» Exercise objective
Your task is to filter the data below down to the lines holding "JSON".

» Data extract
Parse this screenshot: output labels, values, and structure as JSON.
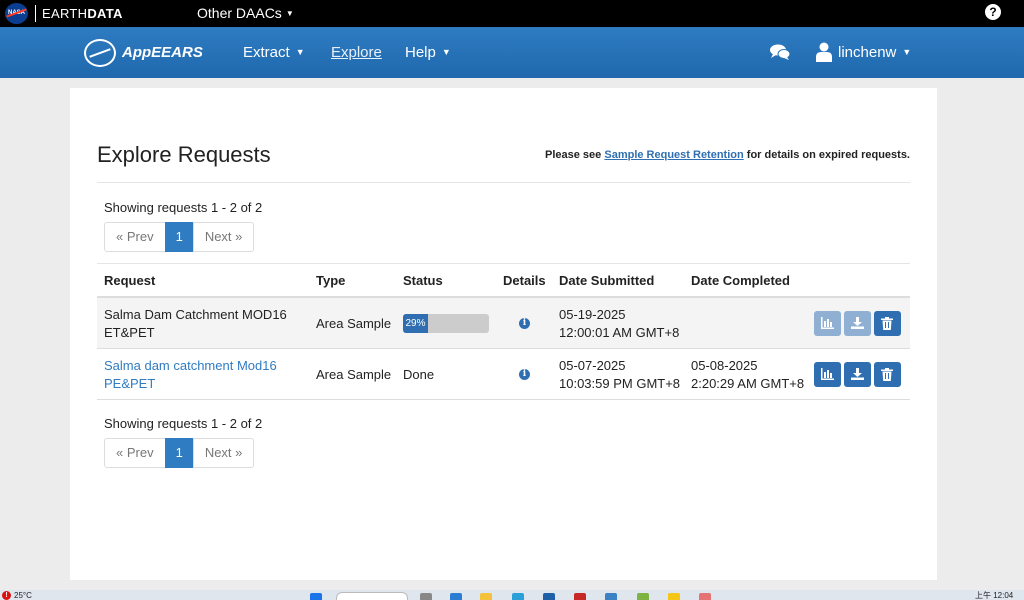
{
  "topbar": {
    "nasa_logo": "NASA",
    "brand_light": "EARTH",
    "brand_bold": "DATA",
    "other_daacs": "Other DAACs",
    "help_icon": "?"
  },
  "navbar": {
    "app_name": "AppEEARS",
    "extract": "Extract",
    "explore": "Explore",
    "help": "Help",
    "user": "linchenw"
  },
  "page": {
    "title": "Explore Requests",
    "retention_prefix": "Please see",
    "retention_link": "Sample Request Retention",
    "retention_suffix": "for details on expired requests.",
    "showing": "Showing requests 1 - 2 of 2",
    "pager": {
      "prev": "« Prev",
      "current": "1",
      "next": "Next »"
    }
  },
  "table": {
    "headers": {
      "request": "Request",
      "type": "Type",
      "status": "Status",
      "details": "Details",
      "date_submitted": "Date Submitted",
      "date_completed": "Date Completed"
    },
    "rows": [
      {
        "name_line1": "Salma Dam Catchment MOD16",
        "name_line2": "ET&PET",
        "type": "Area Sample",
        "progress_label": "29%",
        "progress_percent": 29,
        "submitted_date": "05-19-2025",
        "submitted_time": "12:00:01 AM GMT+8",
        "completed_date": "",
        "completed_time": ""
      },
      {
        "name_line1": "Salma dam catchment Mod16",
        "name_line2": "PE&PET",
        "type": "Area Sample",
        "status": "Done",
        "submitted_date": "05-07-2025",
        "submitted_time": "10:03:59 PM GMT+8",
        "completed_date": "05-08-2025",
        "completed_time": "2:20:29 AM GMT+8"
      }
    ]
  },
  "taskbar": {
    "weather_temp": "25°C",
    "clock": "上午 12:04"
  },
  "colors": {
    "nav_blue": "#2f7cc2",
    "button_blue": "#2f6fb1",
    "button_disabled": "#8fb0d2"
  }
}
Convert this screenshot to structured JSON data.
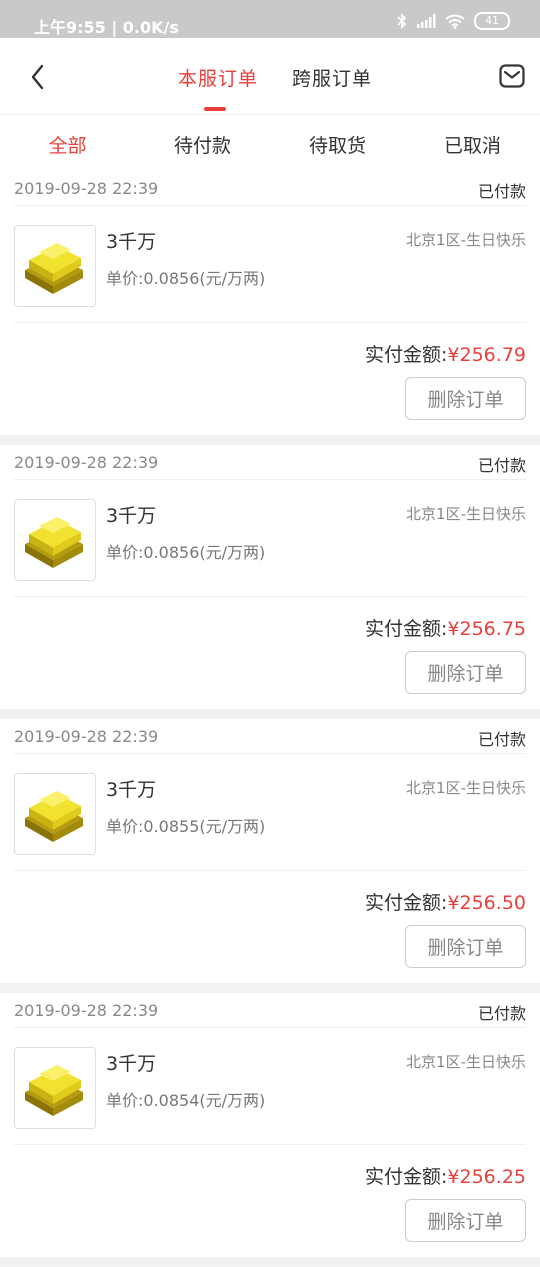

» Written answer
Parse this screenshot: output labels, values, and structure as JSON.
Convert this screenshot to structured JSON data.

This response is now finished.